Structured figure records
=-=-=

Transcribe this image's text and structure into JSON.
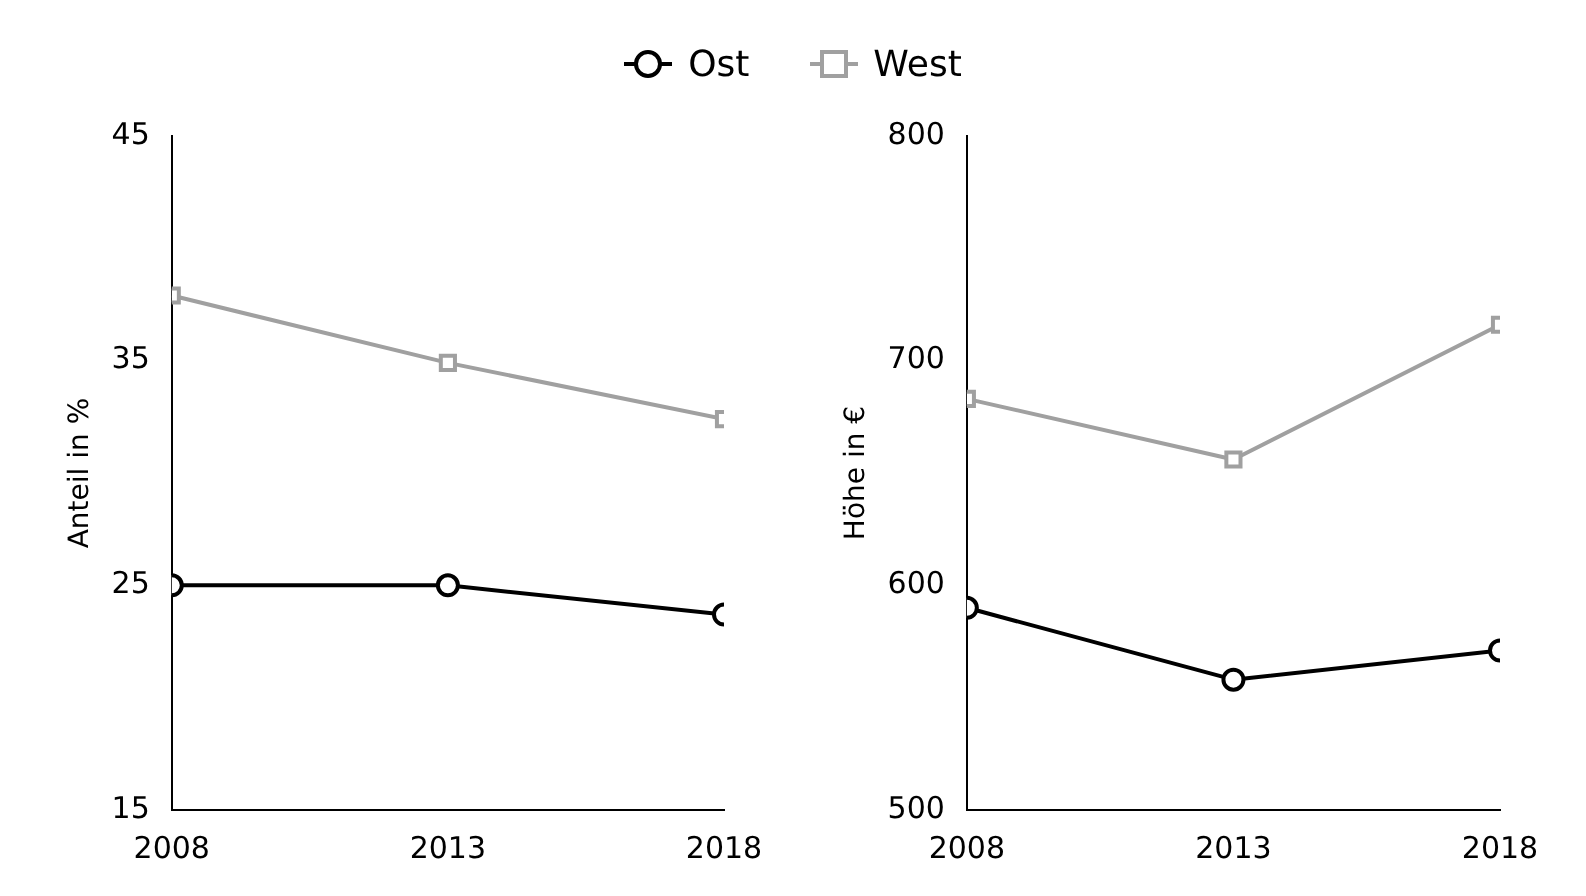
{
  "chart_data": [
    {
      "type": "line",
      "ylabel": "Anteil in %",
      "x": [
        2008,
        2013,
        2018
      ],
      "xlim": [
        2008,
        2018
      ],
      "xticks": [
        2008,
        2013,
        2018
      ],
      "ylim": [
        15,
        45
      ],
      "yticks": [
        15,
        25,
        35,
        45
      ],
      "grid": false,
      "legend": "top",
      "line_style": "solid",
      "series": [
        {
          "name": "Ost",
          "color": "#000000",
          "marker": "circle",
          "values": [
            25,
            25,
            23.7
          ]
        },
        {
          "name": "West",
          "color": "#a0a0a0",
          "marker": "square",
          "values": [
            37.9,
            34.9,
            32.4
          ]
        }
      ]
    },
    {
      "type": "line",
      "ylabel": "Höhe in €",
      "x": [
        2008,
        2013,
        2018
      ],
      "xlim": [
        2008,
        2018
      ],
      "xticks": [
        2008,
        2013,
        2018
      ],
      "ylim": [
        500,
        800
      ],
      "yticks": [
        500,
        600,
        700,
        800
      ],
      "grid": false,
      "line_style": "solid",
      "series": [
        {
          "color": "#000000",
          "marker": "circle",
          "values": [
            590,
            558,
            571
          ]
        },
        {
          "color": "#a0a0a0",
          "marker": "square",
          "values": [
            683,
            656,
            716
          ]
        }
      ]
    }
  ]
}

=-=-=

Quote each entry above verbatim and drop the pictures.

Transcribe this image's text and structure into JSON.
{
  "chart_data": [
    {
      "type": "line",
      "ylabel": "Anteil in %",
      "x": [
        2008,
        2013,
        2018
      ],
      "xlim": [
        2008,
        2018
      ],
      "xticks": [
        2008,
        2013,
        2018
      ],
      "ylim": [
        15,
        45
      ],
      "yticks": [
        15,
        25,
        35,
        45
      ],
      "grid": false,
      "legend": "top",
      "line_style": "solid",
      "series": [
        {
          "name": "Ost",
          "color": "#000000",
          "marker": "circle",
          "values": [
            25,
            25,
            23.7
          ]
        },
        {
          "name": "West",
          "color": "#a0a0a0",
          "marker": "square",
          "values": [
            37.9,
            34.9,
            32.4
          ]
        }
      ]
    },
    {
      "type": "line",
      "ylabel": "Höhe in €",
      "x": [
        2008,
        2013,
        2018
      ],
      "xlim": [
        2008,
        2018
      ],
      "xticks": [
        2008,
        2013,
        2018
      ],
      "ylim": [
        500,
        800
      ],
      "yticks": [
        500,
        600,
        700,
        800
      ],
      "grid": false,
      "line_style": "solid",
      "series": [
        {
          "color": "#000000",
          "marker": "circle",
          "values": [
            590,
            558,
            571
          ]
        },
        {
          "color": "#a0a0a0",
          "marker": "square",
          "values": [
            683,
            656,
            716
          ]
        }
      ]
    }
  ]
}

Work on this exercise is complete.